▶ **What is asked**:
Could you pull out, unchanged, the lines of the listing below, starting with the line that contains "Itemize the components" and going on through the line that contains "categories-table: Name ▲", with both of those lines included?

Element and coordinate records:
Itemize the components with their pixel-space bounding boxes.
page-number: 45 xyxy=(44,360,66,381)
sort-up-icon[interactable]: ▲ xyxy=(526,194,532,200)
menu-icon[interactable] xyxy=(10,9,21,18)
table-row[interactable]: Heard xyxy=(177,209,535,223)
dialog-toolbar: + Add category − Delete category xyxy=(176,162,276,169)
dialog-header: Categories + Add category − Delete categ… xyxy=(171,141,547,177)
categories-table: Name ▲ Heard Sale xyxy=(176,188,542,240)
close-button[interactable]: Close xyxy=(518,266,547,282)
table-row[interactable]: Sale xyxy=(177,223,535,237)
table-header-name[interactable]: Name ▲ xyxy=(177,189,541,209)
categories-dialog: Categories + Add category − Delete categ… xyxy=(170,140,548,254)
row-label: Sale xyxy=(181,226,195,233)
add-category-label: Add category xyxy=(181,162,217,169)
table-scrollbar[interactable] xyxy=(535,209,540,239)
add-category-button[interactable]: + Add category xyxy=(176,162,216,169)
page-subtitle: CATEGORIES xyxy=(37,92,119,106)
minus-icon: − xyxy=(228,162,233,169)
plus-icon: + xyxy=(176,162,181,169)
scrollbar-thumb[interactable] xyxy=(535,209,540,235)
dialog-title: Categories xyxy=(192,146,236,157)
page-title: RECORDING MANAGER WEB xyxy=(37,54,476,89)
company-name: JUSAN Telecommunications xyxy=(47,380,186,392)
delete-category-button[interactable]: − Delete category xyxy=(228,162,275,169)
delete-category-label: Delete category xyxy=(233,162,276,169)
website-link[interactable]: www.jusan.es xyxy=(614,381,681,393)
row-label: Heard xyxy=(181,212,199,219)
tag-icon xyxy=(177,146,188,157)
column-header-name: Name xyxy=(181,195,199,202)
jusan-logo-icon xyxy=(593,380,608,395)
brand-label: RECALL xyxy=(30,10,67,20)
--
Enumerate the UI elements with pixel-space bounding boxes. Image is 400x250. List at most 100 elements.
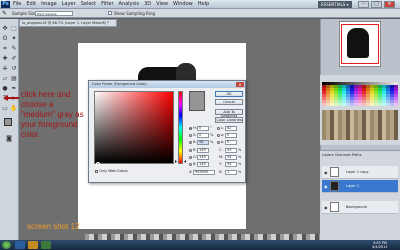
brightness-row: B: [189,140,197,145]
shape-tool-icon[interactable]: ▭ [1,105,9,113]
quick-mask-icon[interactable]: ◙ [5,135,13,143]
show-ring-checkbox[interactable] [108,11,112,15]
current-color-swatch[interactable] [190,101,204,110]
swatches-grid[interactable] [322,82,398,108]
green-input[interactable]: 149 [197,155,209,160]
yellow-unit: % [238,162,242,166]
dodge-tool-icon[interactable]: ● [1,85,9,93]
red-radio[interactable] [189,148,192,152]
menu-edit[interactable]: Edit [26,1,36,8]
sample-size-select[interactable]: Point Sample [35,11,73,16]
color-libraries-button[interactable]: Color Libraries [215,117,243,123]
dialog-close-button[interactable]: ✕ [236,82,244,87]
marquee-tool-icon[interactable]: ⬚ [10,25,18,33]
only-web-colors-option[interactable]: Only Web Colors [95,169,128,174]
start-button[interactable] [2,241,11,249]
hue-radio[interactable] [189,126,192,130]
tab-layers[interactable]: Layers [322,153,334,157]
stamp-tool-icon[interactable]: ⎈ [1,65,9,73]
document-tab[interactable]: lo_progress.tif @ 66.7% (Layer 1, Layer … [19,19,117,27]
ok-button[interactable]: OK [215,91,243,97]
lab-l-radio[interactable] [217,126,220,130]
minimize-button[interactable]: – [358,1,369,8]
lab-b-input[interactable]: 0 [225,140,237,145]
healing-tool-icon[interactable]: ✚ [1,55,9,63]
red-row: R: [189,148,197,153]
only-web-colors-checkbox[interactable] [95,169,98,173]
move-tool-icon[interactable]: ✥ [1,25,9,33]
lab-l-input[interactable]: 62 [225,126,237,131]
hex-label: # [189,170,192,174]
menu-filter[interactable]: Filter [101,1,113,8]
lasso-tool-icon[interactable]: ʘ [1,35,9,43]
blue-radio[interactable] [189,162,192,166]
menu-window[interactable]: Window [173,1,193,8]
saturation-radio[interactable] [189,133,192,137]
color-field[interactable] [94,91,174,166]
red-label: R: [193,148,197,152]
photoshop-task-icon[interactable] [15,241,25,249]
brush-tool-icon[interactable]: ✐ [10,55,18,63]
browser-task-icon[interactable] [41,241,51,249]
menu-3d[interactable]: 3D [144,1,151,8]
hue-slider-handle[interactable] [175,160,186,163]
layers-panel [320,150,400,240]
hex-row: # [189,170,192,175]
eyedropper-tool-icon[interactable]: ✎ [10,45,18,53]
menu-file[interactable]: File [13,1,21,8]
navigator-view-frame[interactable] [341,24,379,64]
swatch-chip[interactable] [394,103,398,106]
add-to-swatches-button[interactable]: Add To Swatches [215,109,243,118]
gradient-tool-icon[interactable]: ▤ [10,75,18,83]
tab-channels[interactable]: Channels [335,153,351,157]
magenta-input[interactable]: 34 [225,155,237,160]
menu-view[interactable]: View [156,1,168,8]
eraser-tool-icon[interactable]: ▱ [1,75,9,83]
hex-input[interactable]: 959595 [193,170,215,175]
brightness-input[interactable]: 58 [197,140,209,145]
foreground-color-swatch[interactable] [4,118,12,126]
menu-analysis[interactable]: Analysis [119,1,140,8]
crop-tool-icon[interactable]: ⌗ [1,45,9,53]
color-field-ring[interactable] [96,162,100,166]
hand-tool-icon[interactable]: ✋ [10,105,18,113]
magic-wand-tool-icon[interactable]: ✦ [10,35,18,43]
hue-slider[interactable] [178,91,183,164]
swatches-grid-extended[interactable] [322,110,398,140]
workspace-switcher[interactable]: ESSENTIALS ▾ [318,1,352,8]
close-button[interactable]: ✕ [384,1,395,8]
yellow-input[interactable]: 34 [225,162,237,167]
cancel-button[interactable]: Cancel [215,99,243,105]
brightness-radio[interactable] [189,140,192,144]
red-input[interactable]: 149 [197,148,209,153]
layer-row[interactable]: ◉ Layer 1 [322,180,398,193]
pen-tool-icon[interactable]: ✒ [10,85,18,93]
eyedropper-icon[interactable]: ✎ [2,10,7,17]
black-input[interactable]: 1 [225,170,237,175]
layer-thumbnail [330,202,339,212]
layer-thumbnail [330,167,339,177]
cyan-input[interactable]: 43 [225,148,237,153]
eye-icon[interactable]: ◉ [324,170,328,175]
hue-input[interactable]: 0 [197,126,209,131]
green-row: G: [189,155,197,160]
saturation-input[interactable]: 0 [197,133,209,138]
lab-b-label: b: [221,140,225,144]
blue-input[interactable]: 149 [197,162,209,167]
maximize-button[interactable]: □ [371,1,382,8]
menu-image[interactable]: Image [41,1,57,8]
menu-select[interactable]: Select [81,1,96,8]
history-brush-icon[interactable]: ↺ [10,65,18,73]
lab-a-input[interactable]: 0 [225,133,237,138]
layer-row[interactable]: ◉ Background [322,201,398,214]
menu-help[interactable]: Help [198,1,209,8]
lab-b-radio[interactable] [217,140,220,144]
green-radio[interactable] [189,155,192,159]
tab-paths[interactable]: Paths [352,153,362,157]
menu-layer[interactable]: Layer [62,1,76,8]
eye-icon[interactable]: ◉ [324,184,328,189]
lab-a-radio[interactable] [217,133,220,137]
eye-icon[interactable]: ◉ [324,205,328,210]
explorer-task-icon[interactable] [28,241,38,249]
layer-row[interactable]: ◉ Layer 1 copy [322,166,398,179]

▶ **Solution**:
Itemize the components with their pixel-space bounding boxes.
page-number: 45 xyxy=(44,360,66,381)
sort-up-icon[interactable]: ▲ xyxy=(526,194,532,200)
menu-icon[interactable] xyxy=(10,9,21,18)
table-row[interactable]: Heard xyxy=(177,209,535,223)
dialog-toolbar: + Add category − Delete category xyxy=(176,162,276,169)
dialog-header: Categories + Add category − Delete categ… xyxy=(171,141,547,177)
categories-table: Name ▲ Heard Sale xyxy=(176,188,542,240)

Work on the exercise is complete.